Requirements: From the entries below, copy every line where the string "said" appears.

Stored items from a collection:
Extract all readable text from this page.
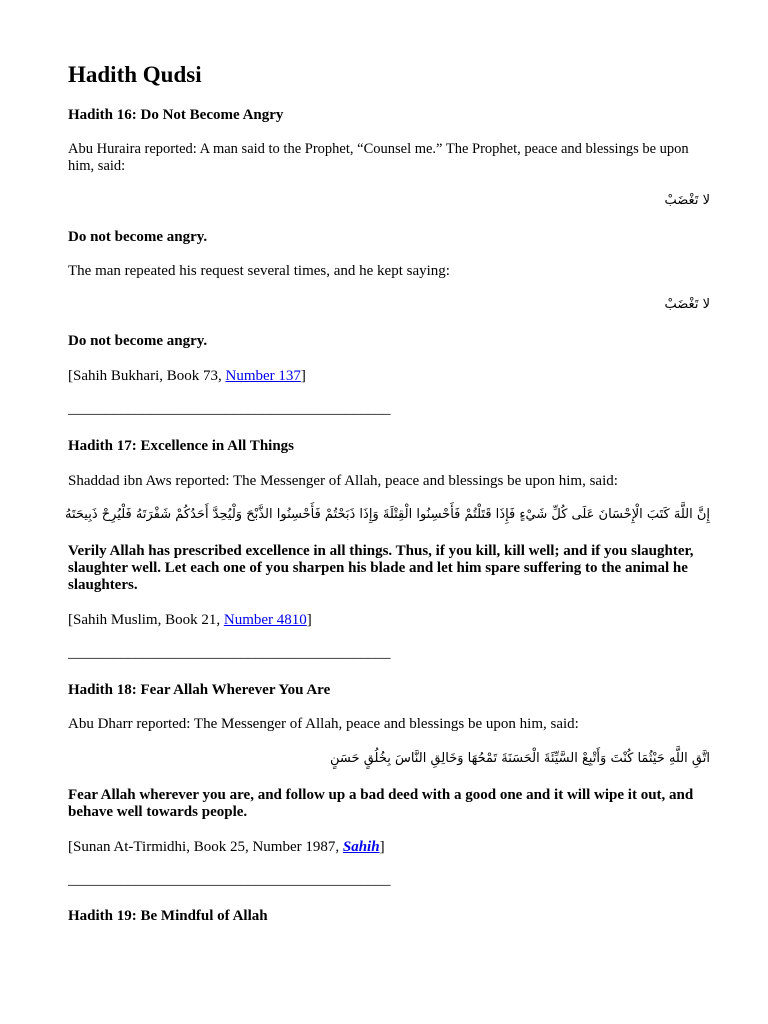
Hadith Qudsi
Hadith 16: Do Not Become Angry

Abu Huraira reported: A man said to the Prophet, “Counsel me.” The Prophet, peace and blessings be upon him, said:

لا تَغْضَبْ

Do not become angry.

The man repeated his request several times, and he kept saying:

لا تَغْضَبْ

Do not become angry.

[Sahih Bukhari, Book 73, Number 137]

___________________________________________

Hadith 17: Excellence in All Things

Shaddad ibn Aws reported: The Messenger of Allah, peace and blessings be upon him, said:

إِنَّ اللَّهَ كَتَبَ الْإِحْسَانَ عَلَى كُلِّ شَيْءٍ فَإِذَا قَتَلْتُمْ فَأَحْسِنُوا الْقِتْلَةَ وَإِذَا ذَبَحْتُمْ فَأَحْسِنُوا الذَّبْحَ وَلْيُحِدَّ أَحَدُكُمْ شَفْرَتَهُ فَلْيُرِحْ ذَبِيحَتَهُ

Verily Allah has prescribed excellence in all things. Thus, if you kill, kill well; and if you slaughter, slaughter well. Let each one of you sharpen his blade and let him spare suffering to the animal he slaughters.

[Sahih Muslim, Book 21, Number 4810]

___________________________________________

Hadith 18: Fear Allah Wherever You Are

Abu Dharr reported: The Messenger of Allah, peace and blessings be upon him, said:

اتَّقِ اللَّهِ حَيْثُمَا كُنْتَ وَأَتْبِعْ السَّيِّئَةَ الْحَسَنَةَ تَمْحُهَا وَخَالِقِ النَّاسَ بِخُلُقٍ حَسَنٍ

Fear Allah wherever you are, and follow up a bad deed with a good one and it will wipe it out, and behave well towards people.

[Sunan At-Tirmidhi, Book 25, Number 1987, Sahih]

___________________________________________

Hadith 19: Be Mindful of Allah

Exercise solution:
Abu Huraira reported: A man said to the Prophet, “Counsel me.” The Prophet, peace and blessings be upon him, said:
Shaddad ibn Aws reported: The Messenger of Allah, peace and blessings be upon him, said:
Abu Dharr reported: The Messenger of Allah, peace and blessings be upon him, said:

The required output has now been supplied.